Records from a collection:

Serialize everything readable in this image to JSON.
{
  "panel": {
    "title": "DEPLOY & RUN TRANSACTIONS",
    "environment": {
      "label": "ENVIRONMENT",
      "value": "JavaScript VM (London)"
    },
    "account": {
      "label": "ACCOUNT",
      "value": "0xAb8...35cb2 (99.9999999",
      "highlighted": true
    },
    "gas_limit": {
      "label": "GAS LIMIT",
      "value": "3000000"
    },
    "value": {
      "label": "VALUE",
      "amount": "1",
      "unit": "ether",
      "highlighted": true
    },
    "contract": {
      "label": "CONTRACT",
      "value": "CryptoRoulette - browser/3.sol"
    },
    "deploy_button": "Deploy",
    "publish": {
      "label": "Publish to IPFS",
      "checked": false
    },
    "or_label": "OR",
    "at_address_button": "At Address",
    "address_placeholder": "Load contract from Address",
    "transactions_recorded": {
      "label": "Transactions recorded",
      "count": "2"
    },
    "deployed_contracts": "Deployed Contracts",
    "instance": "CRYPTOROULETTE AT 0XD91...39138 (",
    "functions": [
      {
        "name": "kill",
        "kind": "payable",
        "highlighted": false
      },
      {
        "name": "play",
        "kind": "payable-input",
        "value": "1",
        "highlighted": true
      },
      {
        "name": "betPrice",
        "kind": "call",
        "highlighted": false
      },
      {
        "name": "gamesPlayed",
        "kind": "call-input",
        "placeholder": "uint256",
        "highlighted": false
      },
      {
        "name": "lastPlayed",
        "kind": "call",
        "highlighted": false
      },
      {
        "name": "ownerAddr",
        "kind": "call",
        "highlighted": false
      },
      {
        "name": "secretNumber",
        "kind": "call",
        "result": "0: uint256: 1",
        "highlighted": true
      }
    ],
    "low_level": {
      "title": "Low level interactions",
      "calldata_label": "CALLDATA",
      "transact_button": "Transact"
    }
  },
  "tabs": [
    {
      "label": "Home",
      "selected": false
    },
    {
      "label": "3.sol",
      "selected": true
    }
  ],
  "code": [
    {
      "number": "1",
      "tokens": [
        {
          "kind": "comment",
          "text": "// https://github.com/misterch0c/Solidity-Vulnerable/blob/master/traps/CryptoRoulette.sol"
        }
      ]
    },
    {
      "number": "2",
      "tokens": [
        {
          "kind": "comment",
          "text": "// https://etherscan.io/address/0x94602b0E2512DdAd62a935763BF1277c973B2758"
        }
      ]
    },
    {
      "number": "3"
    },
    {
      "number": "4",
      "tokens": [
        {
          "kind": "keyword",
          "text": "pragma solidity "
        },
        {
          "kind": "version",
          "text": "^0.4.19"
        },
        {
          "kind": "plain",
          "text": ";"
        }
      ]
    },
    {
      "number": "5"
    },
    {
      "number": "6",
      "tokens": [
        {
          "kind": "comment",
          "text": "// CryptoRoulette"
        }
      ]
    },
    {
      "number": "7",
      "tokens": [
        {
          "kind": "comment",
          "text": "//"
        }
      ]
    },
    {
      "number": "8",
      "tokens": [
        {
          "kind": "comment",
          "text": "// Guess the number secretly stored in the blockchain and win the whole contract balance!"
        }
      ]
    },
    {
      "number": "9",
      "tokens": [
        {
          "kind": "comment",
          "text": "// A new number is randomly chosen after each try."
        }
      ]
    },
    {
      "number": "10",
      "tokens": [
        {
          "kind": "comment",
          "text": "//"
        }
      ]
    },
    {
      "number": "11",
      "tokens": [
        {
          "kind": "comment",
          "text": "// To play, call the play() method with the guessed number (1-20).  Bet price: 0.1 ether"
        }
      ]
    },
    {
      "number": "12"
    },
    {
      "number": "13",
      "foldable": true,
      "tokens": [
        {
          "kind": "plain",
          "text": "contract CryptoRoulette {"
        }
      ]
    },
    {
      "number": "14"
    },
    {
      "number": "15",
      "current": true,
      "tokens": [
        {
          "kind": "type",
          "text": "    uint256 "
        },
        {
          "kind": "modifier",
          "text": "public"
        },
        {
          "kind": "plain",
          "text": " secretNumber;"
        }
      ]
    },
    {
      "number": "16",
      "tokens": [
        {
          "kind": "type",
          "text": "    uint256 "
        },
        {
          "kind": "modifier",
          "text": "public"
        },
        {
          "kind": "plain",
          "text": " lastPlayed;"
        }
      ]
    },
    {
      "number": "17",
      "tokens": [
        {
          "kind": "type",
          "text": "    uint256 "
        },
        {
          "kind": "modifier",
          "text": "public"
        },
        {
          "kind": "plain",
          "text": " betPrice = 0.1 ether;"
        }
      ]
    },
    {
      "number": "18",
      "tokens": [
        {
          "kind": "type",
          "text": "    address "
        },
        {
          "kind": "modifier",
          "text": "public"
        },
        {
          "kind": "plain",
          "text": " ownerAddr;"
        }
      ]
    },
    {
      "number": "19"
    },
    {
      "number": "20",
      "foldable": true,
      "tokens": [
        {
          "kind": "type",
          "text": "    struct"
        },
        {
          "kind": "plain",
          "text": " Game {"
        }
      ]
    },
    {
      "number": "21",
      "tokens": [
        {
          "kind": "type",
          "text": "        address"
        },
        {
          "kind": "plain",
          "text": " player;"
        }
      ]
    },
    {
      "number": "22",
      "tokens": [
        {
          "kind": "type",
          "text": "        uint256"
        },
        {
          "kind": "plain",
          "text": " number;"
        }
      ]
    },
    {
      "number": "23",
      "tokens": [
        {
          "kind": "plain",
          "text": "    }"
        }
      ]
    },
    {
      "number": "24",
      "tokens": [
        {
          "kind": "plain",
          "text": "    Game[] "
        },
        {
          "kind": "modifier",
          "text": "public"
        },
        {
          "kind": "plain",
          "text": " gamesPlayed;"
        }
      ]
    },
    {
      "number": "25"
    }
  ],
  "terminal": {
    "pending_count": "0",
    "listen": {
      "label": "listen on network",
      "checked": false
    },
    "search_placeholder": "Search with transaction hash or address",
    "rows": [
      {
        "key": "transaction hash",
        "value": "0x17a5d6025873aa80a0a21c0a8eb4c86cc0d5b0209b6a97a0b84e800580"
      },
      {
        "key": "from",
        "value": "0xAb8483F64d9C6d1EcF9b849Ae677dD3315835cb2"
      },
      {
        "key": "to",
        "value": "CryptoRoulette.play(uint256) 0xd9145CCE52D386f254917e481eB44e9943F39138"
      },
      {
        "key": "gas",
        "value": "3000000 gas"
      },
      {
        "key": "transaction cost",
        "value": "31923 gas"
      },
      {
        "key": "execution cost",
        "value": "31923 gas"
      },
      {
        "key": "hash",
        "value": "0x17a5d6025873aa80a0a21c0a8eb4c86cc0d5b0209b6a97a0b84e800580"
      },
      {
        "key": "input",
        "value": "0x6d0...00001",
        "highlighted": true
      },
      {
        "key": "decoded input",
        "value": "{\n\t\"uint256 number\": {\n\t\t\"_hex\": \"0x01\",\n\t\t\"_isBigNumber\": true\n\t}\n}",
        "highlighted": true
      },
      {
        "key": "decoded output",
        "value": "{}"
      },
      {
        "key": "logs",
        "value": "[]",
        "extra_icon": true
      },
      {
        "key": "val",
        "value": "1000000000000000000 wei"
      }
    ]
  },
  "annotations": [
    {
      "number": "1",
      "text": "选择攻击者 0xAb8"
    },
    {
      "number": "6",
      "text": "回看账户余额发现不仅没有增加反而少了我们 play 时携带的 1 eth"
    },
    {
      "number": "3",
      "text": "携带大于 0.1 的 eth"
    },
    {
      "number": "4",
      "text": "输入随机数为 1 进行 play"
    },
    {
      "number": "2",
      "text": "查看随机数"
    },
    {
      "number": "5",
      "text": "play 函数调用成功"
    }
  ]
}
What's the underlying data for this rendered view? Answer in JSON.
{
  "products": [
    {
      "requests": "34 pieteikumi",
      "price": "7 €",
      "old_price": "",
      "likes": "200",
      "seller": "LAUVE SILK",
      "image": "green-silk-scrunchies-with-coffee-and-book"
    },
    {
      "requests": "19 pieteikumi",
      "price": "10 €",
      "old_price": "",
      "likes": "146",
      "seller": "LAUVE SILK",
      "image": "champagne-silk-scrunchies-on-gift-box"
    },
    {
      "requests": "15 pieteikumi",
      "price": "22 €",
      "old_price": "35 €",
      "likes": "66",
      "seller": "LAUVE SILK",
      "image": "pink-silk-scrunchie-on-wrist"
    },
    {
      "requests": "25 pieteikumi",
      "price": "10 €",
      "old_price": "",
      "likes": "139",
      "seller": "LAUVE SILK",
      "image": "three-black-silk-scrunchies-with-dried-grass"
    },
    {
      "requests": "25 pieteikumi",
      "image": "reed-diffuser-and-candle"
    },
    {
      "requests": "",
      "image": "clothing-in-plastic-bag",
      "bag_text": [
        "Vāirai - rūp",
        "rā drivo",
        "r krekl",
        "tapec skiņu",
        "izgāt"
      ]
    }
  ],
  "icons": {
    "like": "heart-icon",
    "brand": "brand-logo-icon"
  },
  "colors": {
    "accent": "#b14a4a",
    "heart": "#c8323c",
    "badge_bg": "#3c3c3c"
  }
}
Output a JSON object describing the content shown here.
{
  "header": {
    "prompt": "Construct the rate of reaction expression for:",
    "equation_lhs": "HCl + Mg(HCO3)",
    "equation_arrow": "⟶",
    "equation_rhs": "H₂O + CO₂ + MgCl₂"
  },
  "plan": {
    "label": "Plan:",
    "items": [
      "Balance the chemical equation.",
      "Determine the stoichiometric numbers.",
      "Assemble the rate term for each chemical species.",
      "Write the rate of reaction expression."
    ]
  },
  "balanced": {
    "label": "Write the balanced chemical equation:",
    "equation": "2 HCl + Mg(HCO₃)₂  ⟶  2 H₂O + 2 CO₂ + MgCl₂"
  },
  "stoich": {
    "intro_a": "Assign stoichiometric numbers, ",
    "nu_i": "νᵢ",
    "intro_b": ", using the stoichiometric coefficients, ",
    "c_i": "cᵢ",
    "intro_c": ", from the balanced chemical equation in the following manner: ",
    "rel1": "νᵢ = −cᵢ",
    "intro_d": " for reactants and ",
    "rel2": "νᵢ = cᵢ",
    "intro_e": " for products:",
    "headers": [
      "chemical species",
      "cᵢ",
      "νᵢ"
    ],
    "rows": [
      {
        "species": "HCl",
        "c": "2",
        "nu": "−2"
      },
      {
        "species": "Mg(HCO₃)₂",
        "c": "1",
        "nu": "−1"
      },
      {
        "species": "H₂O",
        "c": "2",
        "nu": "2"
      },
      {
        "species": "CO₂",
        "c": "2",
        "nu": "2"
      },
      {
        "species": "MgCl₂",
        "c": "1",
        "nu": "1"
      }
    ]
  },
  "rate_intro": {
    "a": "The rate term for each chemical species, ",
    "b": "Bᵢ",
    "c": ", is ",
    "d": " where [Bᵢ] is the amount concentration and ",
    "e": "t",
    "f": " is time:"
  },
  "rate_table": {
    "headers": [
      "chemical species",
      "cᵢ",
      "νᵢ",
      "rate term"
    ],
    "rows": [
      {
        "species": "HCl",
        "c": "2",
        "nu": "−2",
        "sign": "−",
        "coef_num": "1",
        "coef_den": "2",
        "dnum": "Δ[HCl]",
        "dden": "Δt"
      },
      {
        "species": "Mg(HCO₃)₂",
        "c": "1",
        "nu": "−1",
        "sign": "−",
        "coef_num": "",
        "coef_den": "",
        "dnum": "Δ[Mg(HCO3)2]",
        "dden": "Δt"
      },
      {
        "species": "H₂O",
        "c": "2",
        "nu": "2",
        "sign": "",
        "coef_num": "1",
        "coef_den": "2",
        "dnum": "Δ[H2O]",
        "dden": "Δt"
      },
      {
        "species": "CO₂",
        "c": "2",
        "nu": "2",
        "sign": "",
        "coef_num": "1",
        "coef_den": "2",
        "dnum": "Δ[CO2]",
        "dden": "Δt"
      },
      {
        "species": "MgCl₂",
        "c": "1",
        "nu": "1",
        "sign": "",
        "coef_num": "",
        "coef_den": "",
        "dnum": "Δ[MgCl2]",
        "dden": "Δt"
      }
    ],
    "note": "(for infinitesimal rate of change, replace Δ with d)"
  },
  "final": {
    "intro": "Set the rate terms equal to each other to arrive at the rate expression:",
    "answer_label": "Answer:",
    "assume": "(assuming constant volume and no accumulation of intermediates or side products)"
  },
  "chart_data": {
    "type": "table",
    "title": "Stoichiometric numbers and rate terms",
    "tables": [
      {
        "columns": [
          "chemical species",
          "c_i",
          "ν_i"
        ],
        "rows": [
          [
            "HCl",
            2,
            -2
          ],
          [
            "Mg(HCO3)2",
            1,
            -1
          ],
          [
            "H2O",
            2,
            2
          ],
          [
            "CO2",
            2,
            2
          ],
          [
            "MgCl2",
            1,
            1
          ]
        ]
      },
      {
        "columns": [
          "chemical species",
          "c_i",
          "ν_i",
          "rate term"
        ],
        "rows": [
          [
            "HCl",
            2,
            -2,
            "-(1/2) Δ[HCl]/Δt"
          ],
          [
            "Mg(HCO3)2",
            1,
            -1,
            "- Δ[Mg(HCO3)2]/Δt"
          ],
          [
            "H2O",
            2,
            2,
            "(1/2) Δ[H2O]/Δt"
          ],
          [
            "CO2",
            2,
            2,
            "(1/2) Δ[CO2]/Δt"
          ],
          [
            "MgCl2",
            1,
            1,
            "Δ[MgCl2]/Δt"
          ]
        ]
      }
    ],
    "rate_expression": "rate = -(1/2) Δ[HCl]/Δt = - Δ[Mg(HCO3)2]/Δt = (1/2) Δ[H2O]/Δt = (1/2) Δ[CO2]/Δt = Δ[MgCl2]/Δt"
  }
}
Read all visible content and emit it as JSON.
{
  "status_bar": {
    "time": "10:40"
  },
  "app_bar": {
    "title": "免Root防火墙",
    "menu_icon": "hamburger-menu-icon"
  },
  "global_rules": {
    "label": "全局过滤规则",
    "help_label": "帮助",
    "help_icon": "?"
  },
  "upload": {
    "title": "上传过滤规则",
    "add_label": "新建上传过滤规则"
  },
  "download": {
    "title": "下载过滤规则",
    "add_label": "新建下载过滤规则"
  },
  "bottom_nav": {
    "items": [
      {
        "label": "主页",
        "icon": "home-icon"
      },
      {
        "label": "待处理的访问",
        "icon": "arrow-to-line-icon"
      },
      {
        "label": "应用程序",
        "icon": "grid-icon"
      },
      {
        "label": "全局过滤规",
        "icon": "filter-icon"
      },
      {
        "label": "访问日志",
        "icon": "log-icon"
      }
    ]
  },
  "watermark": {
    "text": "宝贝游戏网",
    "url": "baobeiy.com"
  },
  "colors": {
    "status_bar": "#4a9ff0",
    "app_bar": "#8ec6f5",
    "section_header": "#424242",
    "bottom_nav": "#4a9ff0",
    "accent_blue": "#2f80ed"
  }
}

Given task: Pull out all lines from the listing that contain the string "numbers".

Output of the exercise:
      "Determine the stoichiometric numbers.",
    "intro_a": "Assign stoichiometric numbers, ",
    "title": "Stoichiometric numbers and rate terms",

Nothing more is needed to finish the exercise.